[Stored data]
((
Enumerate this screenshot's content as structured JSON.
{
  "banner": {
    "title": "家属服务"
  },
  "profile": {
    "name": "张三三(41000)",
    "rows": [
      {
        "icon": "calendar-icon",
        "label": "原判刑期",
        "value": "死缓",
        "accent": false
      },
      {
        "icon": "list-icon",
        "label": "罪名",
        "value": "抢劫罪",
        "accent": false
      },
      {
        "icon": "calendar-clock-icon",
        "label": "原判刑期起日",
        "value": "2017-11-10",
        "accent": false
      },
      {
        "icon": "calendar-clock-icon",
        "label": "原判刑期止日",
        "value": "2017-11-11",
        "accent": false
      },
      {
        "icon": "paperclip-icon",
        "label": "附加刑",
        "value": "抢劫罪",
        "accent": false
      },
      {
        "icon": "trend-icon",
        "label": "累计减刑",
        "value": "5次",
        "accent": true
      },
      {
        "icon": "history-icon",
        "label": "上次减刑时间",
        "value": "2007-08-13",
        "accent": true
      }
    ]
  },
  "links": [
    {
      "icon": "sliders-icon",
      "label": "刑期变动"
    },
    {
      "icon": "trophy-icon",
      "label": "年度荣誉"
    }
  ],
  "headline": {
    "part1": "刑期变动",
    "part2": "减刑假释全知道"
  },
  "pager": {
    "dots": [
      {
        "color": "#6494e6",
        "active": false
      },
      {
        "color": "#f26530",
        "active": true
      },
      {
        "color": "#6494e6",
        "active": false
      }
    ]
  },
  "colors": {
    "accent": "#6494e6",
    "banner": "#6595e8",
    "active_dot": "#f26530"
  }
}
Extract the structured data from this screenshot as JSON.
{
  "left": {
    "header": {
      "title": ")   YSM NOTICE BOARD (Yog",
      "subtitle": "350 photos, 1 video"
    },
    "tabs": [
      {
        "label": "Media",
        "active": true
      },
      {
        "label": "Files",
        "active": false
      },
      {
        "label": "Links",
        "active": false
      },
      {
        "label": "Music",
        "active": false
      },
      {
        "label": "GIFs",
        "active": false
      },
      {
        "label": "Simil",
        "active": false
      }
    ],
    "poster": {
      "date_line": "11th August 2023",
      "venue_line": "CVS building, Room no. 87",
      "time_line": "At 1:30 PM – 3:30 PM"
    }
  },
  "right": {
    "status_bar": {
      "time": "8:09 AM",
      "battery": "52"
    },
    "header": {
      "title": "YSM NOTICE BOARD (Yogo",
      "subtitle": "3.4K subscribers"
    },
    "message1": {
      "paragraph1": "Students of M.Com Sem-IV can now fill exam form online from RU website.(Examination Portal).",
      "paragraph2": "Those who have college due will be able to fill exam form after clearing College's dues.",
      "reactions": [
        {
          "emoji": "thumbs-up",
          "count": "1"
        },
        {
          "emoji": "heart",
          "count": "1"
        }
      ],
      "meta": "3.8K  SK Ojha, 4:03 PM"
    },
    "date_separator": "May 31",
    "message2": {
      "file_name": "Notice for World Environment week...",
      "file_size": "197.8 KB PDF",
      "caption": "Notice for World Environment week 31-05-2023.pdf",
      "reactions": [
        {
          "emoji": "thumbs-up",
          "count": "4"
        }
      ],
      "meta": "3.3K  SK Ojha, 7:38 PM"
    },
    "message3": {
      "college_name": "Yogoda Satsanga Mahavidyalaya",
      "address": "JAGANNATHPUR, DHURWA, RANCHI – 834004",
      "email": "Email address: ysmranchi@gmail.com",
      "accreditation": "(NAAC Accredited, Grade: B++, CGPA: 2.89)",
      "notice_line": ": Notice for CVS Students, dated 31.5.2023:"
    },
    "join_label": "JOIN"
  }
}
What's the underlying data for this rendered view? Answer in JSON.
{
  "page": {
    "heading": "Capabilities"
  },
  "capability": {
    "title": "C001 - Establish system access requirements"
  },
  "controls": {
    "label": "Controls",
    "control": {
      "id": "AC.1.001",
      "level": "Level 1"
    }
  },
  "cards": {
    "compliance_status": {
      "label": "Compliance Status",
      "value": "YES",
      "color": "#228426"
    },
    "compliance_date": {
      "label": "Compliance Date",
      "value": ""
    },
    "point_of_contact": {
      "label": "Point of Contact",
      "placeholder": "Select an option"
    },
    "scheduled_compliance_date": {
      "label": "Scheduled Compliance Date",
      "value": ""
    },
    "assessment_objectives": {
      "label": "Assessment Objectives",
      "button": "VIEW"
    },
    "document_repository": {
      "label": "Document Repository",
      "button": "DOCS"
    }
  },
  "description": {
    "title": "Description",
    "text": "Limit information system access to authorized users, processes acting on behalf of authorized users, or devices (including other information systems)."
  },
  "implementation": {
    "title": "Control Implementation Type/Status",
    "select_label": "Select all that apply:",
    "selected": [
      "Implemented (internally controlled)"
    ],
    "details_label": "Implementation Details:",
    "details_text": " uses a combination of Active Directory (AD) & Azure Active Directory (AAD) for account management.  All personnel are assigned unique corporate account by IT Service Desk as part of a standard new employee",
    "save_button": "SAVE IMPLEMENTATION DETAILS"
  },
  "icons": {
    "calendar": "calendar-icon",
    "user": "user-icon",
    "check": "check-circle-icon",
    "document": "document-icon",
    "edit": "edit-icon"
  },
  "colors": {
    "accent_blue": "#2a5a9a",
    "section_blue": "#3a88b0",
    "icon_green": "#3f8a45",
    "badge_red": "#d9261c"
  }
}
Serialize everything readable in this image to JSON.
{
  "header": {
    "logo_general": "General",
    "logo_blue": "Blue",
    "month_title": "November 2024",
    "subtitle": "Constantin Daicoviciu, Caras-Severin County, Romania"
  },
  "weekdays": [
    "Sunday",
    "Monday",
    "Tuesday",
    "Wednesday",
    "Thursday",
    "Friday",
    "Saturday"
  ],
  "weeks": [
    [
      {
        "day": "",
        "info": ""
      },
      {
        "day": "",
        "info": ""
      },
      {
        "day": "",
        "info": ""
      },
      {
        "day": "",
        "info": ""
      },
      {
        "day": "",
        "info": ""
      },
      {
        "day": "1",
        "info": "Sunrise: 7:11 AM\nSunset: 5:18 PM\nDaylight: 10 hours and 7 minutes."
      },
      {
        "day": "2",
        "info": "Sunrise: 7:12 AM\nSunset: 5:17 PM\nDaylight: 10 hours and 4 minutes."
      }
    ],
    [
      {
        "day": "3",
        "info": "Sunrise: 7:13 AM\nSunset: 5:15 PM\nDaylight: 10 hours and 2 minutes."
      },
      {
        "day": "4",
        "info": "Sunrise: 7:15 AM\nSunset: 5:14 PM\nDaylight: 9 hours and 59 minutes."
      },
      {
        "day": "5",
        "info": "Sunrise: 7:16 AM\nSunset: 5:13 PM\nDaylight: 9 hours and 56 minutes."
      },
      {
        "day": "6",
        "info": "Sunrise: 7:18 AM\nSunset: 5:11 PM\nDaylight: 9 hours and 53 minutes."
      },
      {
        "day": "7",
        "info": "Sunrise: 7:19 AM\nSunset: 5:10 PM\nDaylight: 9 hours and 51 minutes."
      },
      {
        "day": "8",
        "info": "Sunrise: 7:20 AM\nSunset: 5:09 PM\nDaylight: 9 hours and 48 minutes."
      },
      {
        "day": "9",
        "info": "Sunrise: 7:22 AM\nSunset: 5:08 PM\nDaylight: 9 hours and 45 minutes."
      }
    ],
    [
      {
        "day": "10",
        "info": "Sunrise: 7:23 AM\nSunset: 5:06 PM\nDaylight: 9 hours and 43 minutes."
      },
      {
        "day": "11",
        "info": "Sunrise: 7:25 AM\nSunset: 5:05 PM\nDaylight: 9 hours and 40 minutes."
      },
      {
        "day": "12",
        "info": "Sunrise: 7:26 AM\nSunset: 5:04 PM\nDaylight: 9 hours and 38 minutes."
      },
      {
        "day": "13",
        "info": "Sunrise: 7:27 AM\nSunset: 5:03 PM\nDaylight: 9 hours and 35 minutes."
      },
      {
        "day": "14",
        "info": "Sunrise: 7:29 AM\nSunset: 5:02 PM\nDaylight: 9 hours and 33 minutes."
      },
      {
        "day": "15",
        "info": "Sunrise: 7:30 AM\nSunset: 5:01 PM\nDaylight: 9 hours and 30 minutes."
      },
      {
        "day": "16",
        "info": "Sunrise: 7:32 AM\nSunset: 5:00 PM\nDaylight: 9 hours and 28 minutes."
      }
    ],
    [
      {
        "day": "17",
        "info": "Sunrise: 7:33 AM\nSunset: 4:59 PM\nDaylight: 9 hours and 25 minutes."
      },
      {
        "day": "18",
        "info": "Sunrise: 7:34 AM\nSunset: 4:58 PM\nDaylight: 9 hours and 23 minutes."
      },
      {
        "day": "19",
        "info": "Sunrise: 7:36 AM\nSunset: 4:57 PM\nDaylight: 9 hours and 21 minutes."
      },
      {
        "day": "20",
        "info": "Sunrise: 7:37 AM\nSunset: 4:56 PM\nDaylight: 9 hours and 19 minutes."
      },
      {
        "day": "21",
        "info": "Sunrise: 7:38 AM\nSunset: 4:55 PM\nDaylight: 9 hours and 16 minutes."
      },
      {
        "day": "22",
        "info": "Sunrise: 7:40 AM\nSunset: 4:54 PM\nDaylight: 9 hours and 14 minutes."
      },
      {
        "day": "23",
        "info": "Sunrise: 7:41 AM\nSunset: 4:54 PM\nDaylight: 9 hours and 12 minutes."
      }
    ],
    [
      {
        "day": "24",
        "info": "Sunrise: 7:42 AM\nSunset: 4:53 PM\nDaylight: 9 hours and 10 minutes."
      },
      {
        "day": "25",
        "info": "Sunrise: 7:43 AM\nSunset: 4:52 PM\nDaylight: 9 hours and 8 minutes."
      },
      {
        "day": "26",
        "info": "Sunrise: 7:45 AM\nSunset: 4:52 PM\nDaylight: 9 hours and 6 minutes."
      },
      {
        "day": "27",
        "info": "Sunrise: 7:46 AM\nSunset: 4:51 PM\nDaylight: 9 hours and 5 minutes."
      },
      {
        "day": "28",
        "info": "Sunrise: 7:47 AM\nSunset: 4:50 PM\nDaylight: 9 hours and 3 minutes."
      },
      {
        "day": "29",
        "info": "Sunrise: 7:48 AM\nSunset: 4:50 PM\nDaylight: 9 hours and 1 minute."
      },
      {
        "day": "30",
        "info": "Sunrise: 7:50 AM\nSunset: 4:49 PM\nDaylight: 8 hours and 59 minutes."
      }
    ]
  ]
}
))
SET EXERCISE> Gather every line from the listing above in which "Environment" appears, and copy those lines.

RESULT>
      "file_name": "Notice for World Environment week...",
      "caption": "Notice for World Environment week 31-05-2023.pdf",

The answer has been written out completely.